**The exercise**
Search the material below for the string "signal" and list each line that holds it.

--- Material to process ---

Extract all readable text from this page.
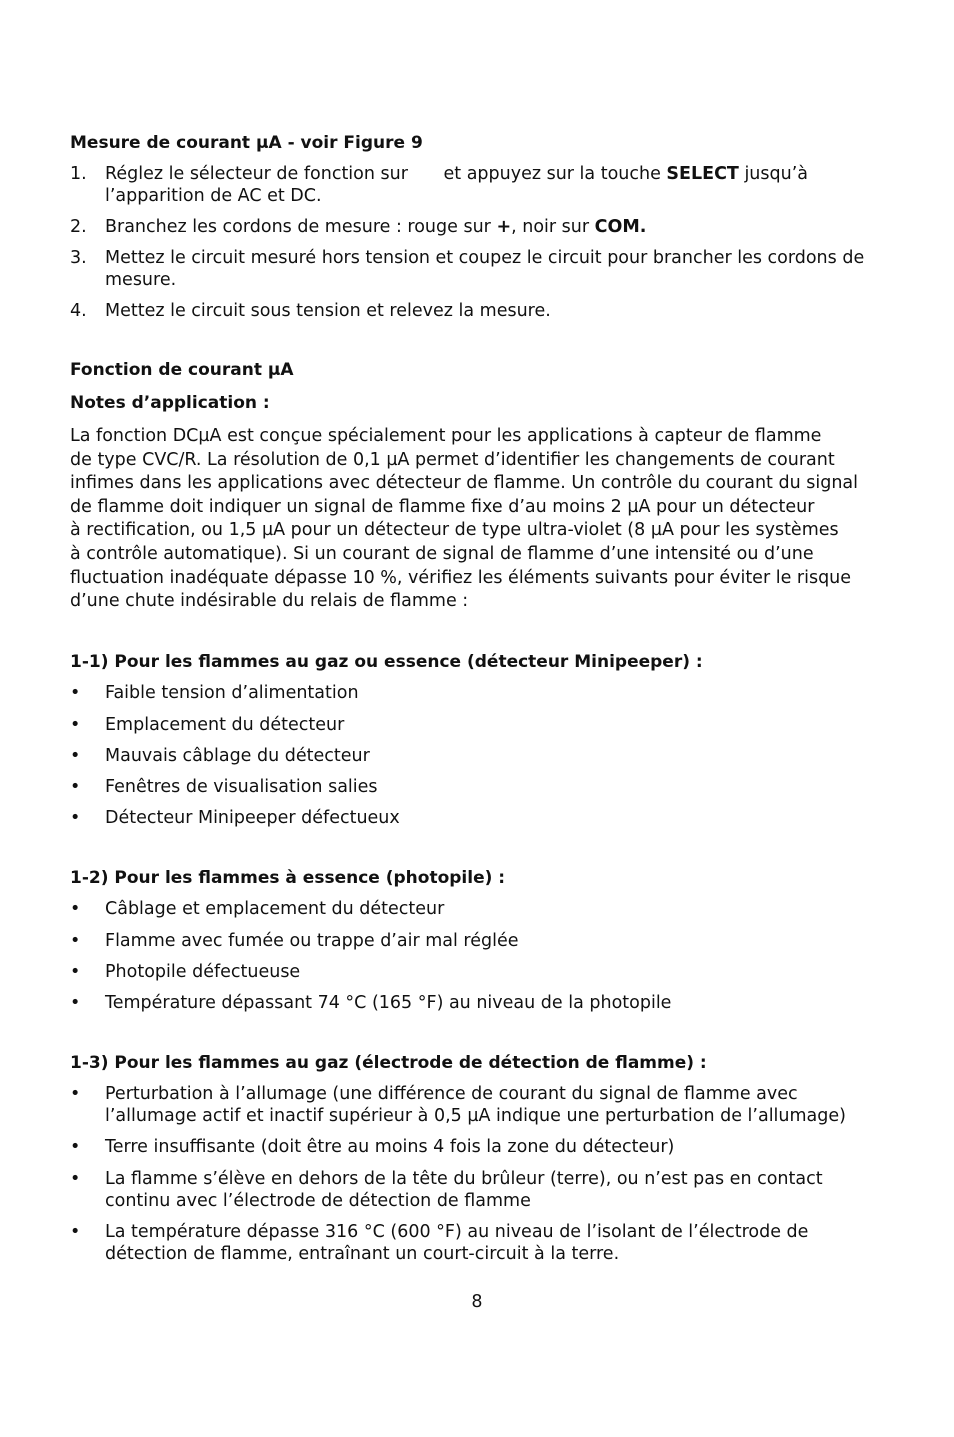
Mesure de courant µA - voir Figure 9
1. Réglez le sélecteur de fonction sur et appuyez sur la touche SELECT jusqu’à
l’apparition de AC et DC.
2. Branchez les cordons de mesure : rouge sur +, noir sur COM.
3. Mettez le circuit mesuré hors tension et coupez le circuit pour brancher les cordons de mesure.
4. Mettez le circuit sous tension et relevez la mesure.
Fonction de courant µA
Notes d’application :

La fonction DCµA est conçue spécialement pour les applications à capteur de flamme

de type CVC/R. La résolution de 0,1 µA permet d’identifier les changements de courant

infimes dans les applications avec détecteur de flamme. Un contrôle du courant du signal

de flamme doit indiquer un signal de flamme fixe d’au moins 2 µA pour un détecteur

à rectification, ou 1,5 µA pour un détecteur de type ultra-violet (8 µA pour les systèmes

à contrôle automatique). Si un courant de signal de flamme d’une intensité ou d’une

fluctuation inadéquate dépasse 10 %, vérifiez les éléments suivants pour éviter le risque

d’une chute indésirable du relais de flamme :

1-1) Pour les flammes au gaz ou essence (détecteur Minipeeper) :
• Faible tension d’alimentation
• Emplacement du détecteur
• Mauvais câblage du détecteur
• Fenêtres de visualisation salies
• Détecteur Minipeeper défectueux
1-2) Pour les flammes à essence (photopile) :
• Câblage et emplacement du détecteur
• Flamme avec fumée ou trappe d’air mal réglée
• Photopile défectueuse
• Température dépassant 74 °C (165 °F) au niveau de la photopile
1-3) Pour les flammes au gaz (électrode de détection de flamme) :
• Perturbation à l’allumage (une différence de courant du signal de flamme avec
l’allumage actif et inactif supérieur à 0,5 µA indique une perturbation de l’allumage)
• Terre insuffisante (doit être au moins 4 fois la zone du détecteur)
• La flamme s’élève en dehors de la tête du brûleur (terre), ou n’est pas en contact
continu avec l’électrode de détection de flamme
• La température dépasse 316 °C (600 °F) au niveau de l’isolant de l’électrode de
détection de flamme, entraînant un court-circuit à la terre.
8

---

**Answer to the problem**
infimes dans les applications avec détecteur de flamme. Un contrôle du courant du signal
de flamme doit indiquer un signal de flamme fixe d’au moins 2 µA pour un détecteur
à contrôle automatique). Si un courant de signal de flamme d’une intensité ou d’une
• Perturbation à l’allumage (une différence de courant du signal de flamme avec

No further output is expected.